▸ What the task asks
All of the lines below are to be printed again exactly; images are excluded from the output.
-- START Information given --
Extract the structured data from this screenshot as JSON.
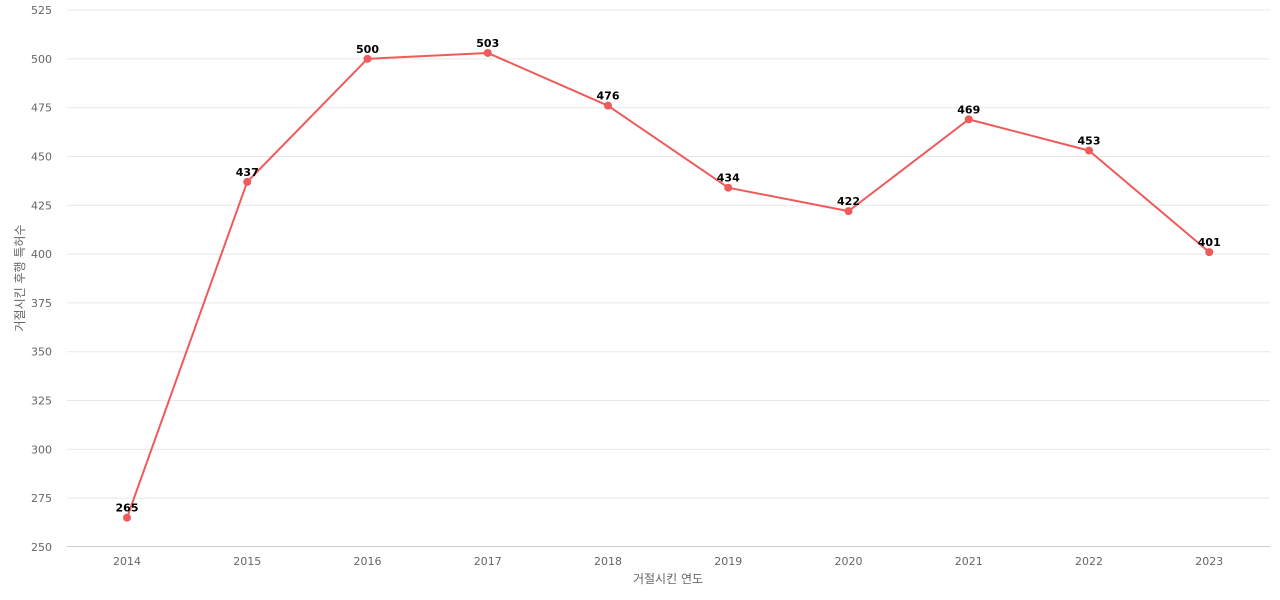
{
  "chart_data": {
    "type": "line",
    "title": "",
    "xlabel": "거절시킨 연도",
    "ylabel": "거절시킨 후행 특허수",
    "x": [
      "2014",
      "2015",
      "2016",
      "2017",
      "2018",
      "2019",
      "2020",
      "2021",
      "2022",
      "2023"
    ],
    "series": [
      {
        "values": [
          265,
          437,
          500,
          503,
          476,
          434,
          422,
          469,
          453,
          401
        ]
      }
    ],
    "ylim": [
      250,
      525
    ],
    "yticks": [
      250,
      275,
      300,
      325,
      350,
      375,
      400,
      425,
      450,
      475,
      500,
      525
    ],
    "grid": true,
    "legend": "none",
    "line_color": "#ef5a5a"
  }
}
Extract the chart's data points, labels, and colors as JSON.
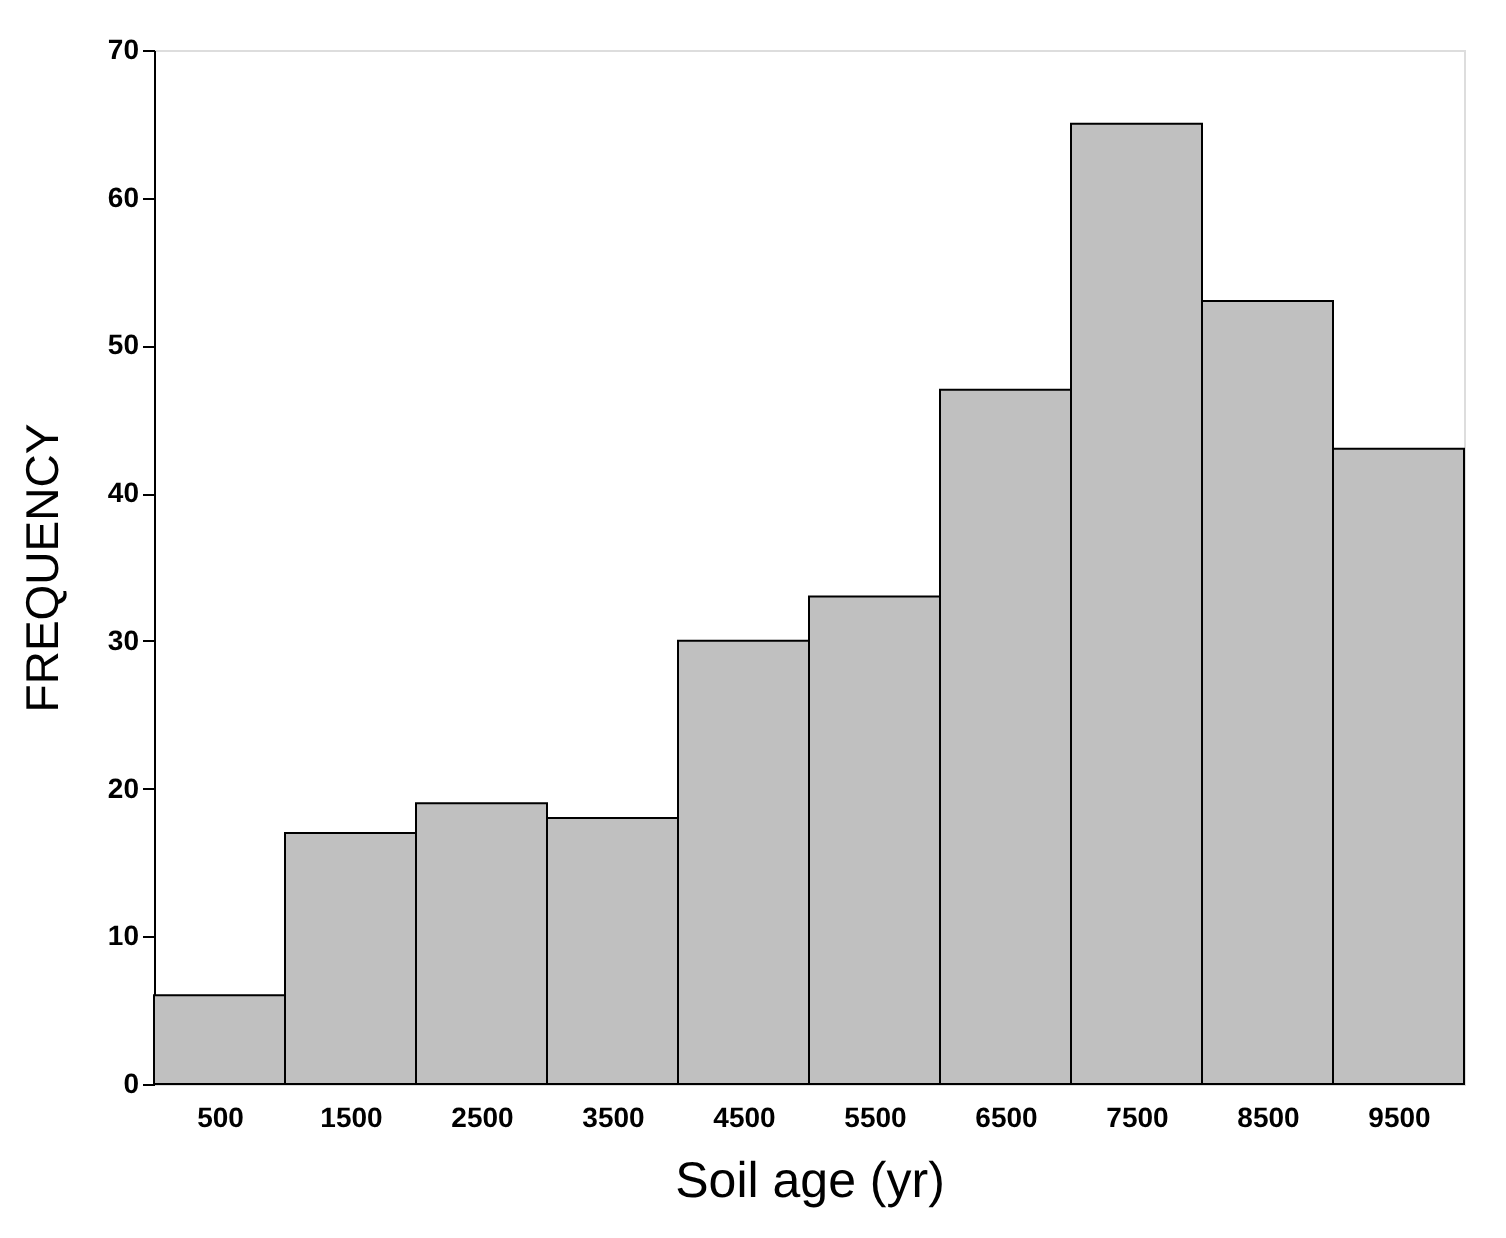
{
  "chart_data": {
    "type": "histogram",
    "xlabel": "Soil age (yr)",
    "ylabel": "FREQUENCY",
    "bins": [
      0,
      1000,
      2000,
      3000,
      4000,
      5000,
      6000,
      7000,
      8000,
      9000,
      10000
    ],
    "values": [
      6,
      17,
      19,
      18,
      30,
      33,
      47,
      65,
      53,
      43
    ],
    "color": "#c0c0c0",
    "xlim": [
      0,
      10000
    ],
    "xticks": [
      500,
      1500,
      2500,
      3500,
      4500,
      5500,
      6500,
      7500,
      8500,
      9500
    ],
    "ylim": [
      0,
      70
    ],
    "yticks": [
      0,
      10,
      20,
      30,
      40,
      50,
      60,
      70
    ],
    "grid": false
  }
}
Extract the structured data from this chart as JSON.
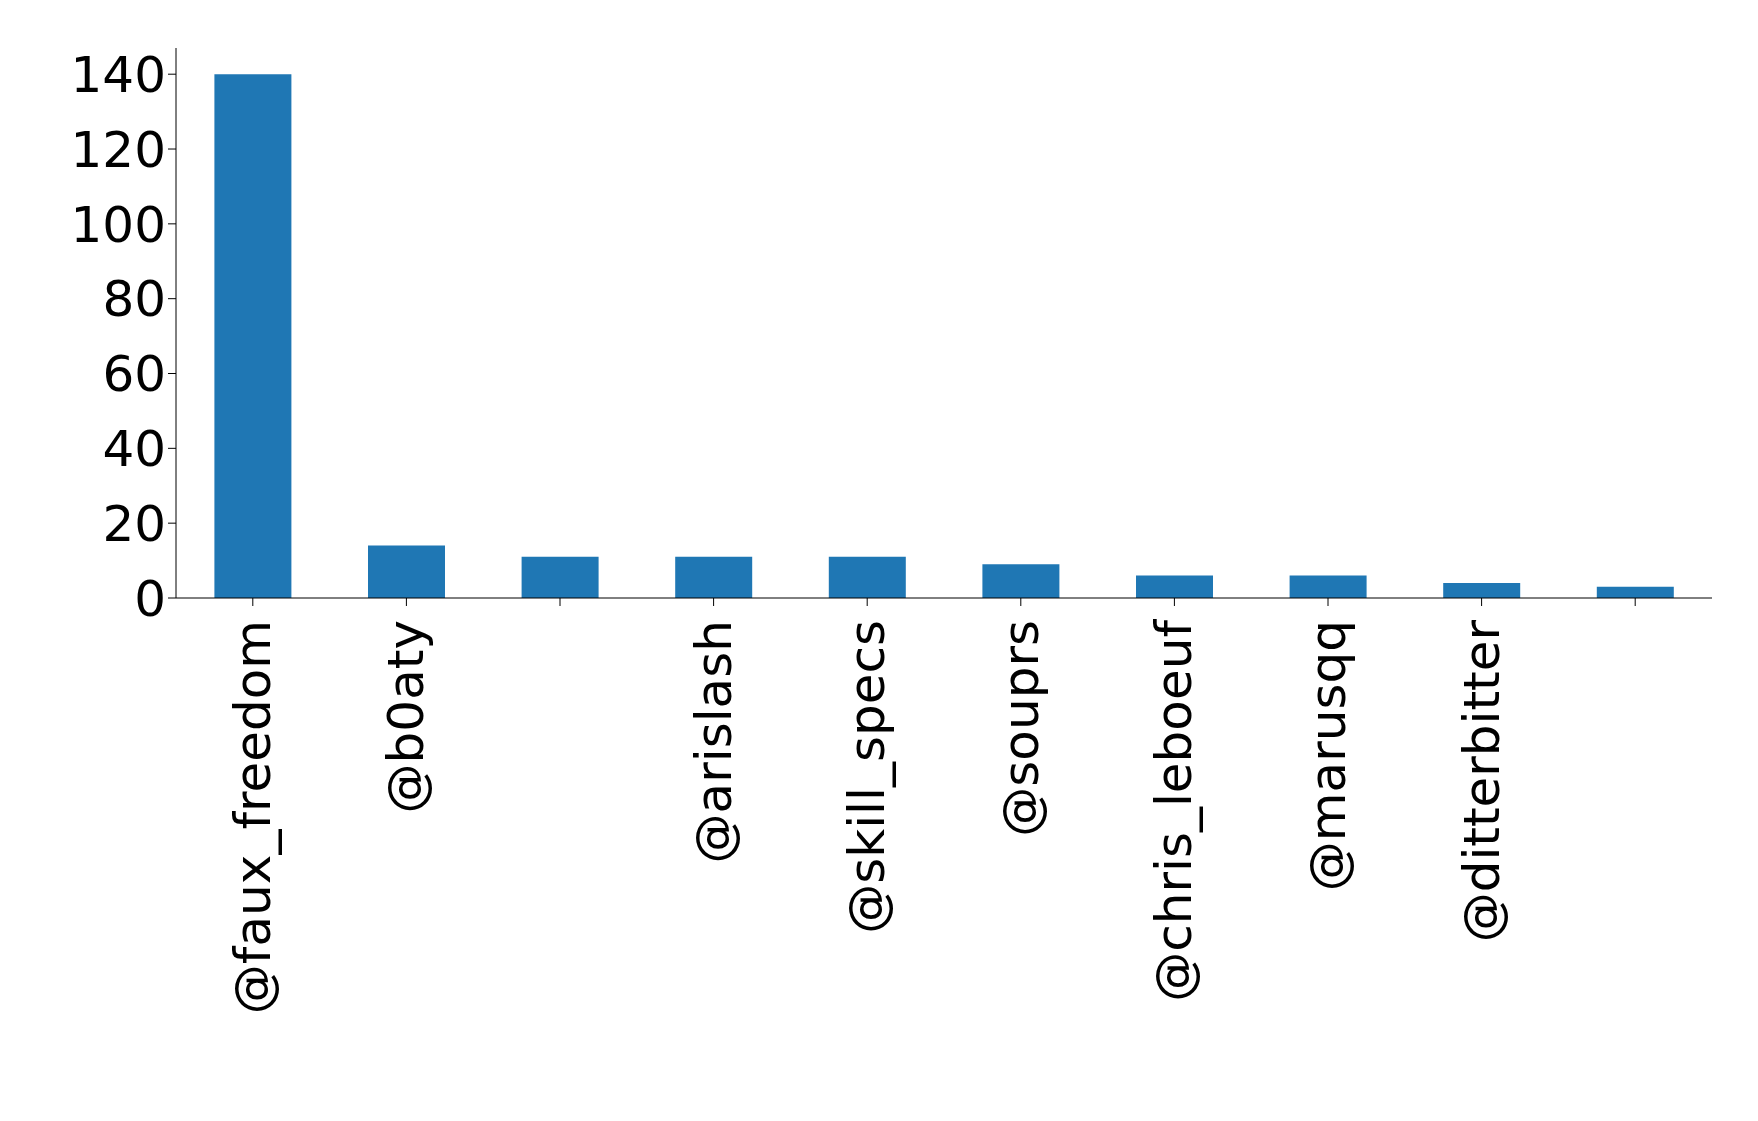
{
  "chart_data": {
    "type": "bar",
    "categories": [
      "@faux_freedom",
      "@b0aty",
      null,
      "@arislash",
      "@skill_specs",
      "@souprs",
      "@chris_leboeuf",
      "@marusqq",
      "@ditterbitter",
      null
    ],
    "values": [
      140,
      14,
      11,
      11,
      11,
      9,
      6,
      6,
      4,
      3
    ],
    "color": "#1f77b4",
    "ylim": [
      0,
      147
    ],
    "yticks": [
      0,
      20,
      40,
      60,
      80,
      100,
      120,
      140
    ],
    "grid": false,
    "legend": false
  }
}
-- END Information given --
▸ Finished task
Extract the structured data from this screenshot as JSON.
{
  "chart_data": {
    "type": "line",
    "title": "",
    "xlabel": "거절시킨 연도",
    "ylabel": "거절시킨 후행 특허수",
    "x": [
      "2014",
      "2015",
      "2016",
      "2017",
      "2018",
      "2019",
      "2020",
      "2021",
      "2022",
      "2023"
    ],
    "series": [
      {
        "values": [
          265,
          437,
          500,
          503,
          476,
          434,
          422,
          469,
          453,
          401
        ]
      }
    ],
    "ylim": [
      250,
      525
    ],
    "yticks": [
      250,
      275,
      300,
      325,
      350,
      375,
      400,
      425,
      450,
      475,
      500,
      525
    ],
    "grid": true,
    "legend": "none",
    "line_color": "#ef5a5a"
  }
}
Extract the chart's data points, labels, and colors as JSON.
{
  "chart_data": {
    "type": "histogram",
    "xlabel": "Soil age (yr)",
    "ylabel": "FREQUENCY",
    "bins": [
      0,
      1000,
      2000,
      3000,
      4000,
      5000,
      6000,
      7000,
      8000,
      9000,
      10000
    ],
    "values": [
      6,
      17,
      19,
      18,
      30,
      33,
      47,
      65,
      53,
      43
    ],
    "color": "#c0c0c0",
    "xlim": [
      0,
      10000
    ],
    "xticks": [
      500,
      1500,
      2500,
      3500,
      4500,
      5500,
      6500,
      7500,
      8500,
      9500
    ],
    "ylim": [
      0,
      70
    ],
    "yticks": [
      0,
      10,
      20,
      30,
      40,
      50,
      60,
      70
    ],
    "grid": false
  }
}
Extract the structured data from this chart as JSON.
{
  "chart_data": {
    "type": "bar",
    "categories": [
      "@faux_freedom",
      "@b0aty",
      null,
      "@arislash",
      "@skill_specs",
      "@souprs",
      "@chris_leboeuf",
      "@marusqq",
      "@ditterbitter",
      null
    ],
    "values": [
      140,
      14,
      11,
      11,
      11,
      9,
      6,
      6,
      4,
      3
    ],
    "color": "#1f77b4",
    "ylim": [
      0,
      147
    ],
    "yticks": [
      0,
      20,
      40,
      60,
      80,
      100,
      120,
      140
    ],
    "grid": false,
    "legend": false
  }
}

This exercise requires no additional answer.